[Stored data entries]:
━━━━━━━━
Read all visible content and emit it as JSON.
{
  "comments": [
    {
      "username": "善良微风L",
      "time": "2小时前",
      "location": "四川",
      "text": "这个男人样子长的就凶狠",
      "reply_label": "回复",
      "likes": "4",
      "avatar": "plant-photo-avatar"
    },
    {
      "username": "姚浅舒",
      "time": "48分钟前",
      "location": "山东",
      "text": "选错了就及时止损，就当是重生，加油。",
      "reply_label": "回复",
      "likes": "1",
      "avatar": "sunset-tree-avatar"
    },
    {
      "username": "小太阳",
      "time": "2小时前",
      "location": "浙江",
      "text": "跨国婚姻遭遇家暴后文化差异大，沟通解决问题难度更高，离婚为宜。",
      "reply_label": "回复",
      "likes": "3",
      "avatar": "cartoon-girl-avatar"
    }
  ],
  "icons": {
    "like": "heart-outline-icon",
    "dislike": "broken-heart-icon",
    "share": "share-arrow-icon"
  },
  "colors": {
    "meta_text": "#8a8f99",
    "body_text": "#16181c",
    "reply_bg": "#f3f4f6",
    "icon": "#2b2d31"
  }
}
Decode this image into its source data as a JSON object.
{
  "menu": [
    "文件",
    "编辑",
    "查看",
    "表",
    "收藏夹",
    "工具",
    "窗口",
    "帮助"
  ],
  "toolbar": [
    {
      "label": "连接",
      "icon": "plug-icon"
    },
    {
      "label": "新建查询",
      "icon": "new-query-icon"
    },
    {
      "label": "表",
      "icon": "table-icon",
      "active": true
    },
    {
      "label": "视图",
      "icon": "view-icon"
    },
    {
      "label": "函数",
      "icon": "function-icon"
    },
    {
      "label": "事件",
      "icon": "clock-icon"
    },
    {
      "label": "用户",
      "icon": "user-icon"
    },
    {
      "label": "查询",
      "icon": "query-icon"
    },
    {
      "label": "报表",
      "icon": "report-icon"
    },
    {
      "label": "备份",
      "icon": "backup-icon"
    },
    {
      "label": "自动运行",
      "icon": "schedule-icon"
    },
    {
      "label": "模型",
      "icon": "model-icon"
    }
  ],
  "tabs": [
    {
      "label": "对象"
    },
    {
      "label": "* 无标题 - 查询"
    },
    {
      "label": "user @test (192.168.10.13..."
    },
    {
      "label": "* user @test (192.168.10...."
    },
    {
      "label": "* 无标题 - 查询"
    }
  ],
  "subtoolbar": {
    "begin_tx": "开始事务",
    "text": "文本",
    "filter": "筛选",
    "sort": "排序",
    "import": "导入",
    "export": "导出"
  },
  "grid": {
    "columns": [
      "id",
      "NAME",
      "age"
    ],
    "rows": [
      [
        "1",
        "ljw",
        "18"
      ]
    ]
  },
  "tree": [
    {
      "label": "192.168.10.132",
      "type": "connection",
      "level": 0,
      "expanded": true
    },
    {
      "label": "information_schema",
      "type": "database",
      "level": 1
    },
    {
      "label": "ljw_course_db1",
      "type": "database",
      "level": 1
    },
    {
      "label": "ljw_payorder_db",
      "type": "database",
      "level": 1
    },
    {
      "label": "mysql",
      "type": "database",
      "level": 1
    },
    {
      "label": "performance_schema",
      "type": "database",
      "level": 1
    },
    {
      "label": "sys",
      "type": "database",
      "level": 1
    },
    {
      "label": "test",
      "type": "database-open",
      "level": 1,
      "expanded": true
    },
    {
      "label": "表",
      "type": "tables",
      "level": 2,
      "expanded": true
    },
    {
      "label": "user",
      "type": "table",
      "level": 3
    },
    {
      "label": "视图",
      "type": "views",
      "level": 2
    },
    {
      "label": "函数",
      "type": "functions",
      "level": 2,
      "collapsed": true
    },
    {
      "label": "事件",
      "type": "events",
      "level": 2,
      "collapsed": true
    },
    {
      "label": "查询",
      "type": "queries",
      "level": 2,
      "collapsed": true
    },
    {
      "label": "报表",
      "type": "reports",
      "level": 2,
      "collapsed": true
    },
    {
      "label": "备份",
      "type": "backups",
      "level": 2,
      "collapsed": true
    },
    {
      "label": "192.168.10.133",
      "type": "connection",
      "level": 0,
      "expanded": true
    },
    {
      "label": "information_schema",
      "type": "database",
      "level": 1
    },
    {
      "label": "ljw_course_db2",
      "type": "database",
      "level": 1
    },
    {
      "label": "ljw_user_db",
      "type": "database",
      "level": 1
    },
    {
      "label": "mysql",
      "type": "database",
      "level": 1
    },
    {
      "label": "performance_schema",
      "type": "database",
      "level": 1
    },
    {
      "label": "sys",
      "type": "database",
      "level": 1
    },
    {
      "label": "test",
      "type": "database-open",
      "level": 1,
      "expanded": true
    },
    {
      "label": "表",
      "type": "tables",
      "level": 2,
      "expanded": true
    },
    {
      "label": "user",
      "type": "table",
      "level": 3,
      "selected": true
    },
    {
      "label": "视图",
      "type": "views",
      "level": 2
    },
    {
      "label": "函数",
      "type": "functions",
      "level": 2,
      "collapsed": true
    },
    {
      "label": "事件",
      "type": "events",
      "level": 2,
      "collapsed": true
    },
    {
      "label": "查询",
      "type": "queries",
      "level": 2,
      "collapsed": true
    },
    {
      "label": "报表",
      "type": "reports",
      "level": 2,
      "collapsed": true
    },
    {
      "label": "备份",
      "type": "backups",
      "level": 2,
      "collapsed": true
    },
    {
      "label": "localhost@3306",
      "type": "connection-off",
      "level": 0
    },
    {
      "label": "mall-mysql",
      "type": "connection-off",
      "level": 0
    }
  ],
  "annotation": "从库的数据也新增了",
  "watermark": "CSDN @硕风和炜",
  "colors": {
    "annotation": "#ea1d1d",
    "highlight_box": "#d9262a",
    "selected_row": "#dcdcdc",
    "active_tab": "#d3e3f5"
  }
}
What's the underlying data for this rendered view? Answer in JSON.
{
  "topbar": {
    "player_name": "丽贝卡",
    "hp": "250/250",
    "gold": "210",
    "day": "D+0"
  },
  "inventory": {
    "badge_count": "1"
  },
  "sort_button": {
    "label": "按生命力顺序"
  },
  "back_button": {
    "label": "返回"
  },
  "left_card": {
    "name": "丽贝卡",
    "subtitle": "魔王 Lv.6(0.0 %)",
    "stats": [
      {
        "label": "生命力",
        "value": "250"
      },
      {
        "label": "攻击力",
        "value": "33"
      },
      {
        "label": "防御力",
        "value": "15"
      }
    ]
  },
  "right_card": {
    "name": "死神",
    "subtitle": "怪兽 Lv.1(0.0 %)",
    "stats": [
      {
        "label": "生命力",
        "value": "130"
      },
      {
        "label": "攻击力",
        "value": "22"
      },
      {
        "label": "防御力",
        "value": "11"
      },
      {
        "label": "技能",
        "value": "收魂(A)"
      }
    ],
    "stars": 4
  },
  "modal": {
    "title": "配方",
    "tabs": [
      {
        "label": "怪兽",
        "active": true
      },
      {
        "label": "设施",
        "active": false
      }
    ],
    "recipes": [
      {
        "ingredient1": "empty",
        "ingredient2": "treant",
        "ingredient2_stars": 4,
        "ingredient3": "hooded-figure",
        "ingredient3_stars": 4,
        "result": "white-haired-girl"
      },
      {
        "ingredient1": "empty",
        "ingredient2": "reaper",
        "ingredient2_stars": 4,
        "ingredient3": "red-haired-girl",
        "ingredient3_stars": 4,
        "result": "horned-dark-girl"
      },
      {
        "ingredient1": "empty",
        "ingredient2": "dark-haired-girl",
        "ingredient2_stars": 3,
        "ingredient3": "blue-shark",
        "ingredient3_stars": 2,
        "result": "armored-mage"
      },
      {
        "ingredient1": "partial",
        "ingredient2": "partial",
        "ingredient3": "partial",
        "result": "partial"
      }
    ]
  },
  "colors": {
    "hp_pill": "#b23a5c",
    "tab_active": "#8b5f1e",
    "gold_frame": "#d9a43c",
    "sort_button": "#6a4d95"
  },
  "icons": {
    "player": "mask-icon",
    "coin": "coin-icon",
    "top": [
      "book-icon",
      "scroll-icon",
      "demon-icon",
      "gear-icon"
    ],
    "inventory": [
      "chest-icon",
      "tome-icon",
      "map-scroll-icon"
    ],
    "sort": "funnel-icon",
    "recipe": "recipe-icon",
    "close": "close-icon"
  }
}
━━━━━━━━
Identify and extract each line of the listing that contains "dark".

[Final result]:
        "result": "horned-dark-girl"
        "ingredient2": "dark-haired-girl",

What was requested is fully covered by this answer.